[Data listing]
>>>

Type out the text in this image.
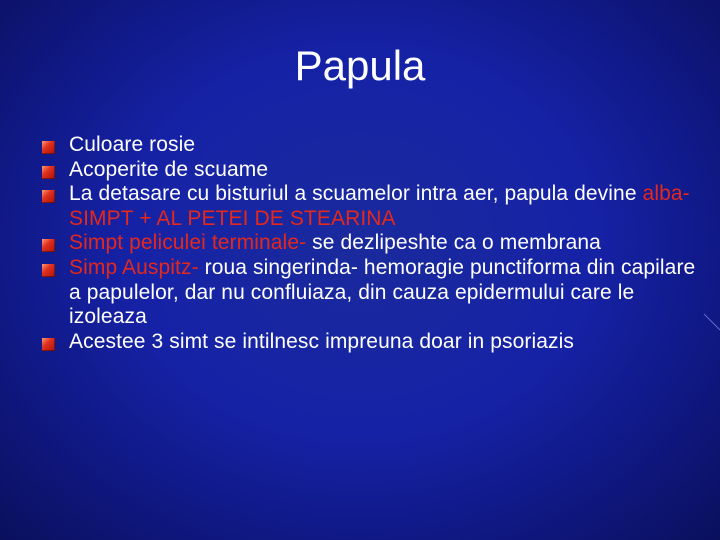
Papula
Culoare rosie
Acoperite de scuame
La detasare cu bisturiul a scuamelor intra aer, papula devine alba- SIMPT + AL PETEI DE STEARINA
Simpt peliculei terminale- se dezlipeshte ca o membrana
Simp Auspitz- roua singerinda- hemoragie punctiforma din capilare a papulelor, dar nu confluiaza, din cauza epidermului care le izoleaza
Acestee 3 simt se intilnesc impreuna doar in psoriazis
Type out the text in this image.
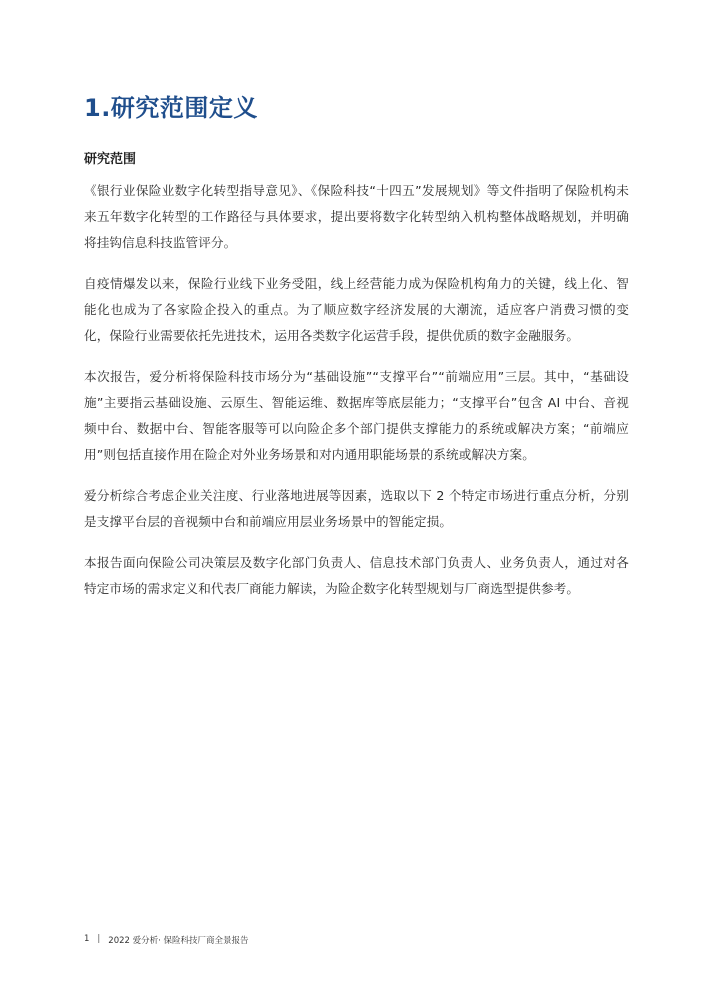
1.研究范围定义
研究范围

《银行业保险业数字化转型指导意见》、《保险科技“十四五”发展规划》等文件指明了保险机构未来五年数字化转型的工作路径与具体要求，提出要将数字化转型纳入机构整体战略规划，并明确将挂钩信息科技监管评分。

自疫情爆发以来，保险行业线下业务受阻，线上经营能力成为保险机构角力的关键，线上化、智能化也成为了各家险企投入的重点。为了顺应数字经济发展的大潮流，适应客户消费习惯的变化，保险行业需要依托先进技术，运用各类数字化运营手段，提供优质的数字金融服务。

本次报告，爱分析将保险科技市场分为“基础设施”“支撑平台”“前端应用”三层。其中，“基础设施”主要指云基础设施、云原生、智能运维、数据库等底层能力；“支撑平台”包含 AI 中台、音视频中台、数据中台、智能客服等可以向险企多个部门提供支撑能力的系统或解决方案；“前端应用”则包括直接作用在险企对外业务场景和对内通用职能场景的系统或解决方案。

爱分析综合考虑企业关注度、行业落地进展等因素，选取以下 2 个特定市场进行重点分析，分别是支撑平台层的音视频中台和前端应用层业务场景中的智能定损。

本报告面向保险公司决策层及数字化部门负责人、信息技术部门负责人、业务负责人，通过对各特定市场的需求定义和代表厂商能力解读，为险企数字化转型规划与厂商选型提供参考。

1 | 2022 爱分析· 保险科技厂商全景报告
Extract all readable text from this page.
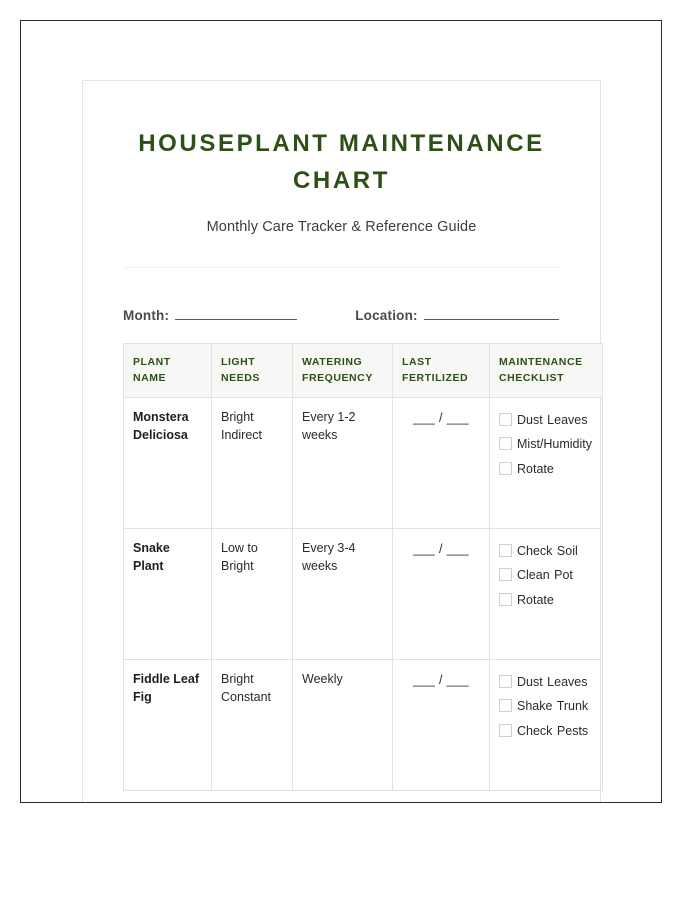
HOUSEPLANT MAINTENANCE CHART

Monthly Care Tracker & Reference Guide

Month:	Location:
PLANT NAME	LIGHT NEEDS	WATERING FREQUENCY	LAST FERTILIZED	MAINTENANCE CHECKLIST
Monstera Deliciosa	Bright Indirect	Every 1-2 weeks	___ / ___	Dust Leaves Mist/Humidity Rotate

Snake Plant	Low to Bright	Every 3-4 weeks	___ / ___	Check Soil Clean Pot Rotate

Fiddle Leaf Fig	Bright Constant	Weekly	___ / ___	Dust Leaves Shake Trunk Check Pests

<<<

[PROBLEM]
Print exactly the span of lines that begins with the line containing "Extract all readable text from this page." and ends with the last line of the listing, with no pictures.

[RESULT OF THIS EXERCISE]
Extract all readable text from this page.
HOUSEPLANT MAINTENANCE CHART

Monthly Care Tracker & Reference Guide

Month:	Location:
PLANT NAME	LIGHT NEEDS	WATERING FREQUENCY	LAST FERTILIZED	MAINTENANCE CHECKLIST
Monstera Deliciosa	Bright Indirect	Every 1-2 weeks	___ / ___	Dust Leaves Mist/Humidity Rotate

Snake Plant	Low to Bright	Every 3-4 weeks	___ / ___	Check Soil Clean Pot Rotate

Fiddle Leaf Fig	Bright Constant	Weekly	___ / ___	Dust Leaves Shake Trunk Check Pests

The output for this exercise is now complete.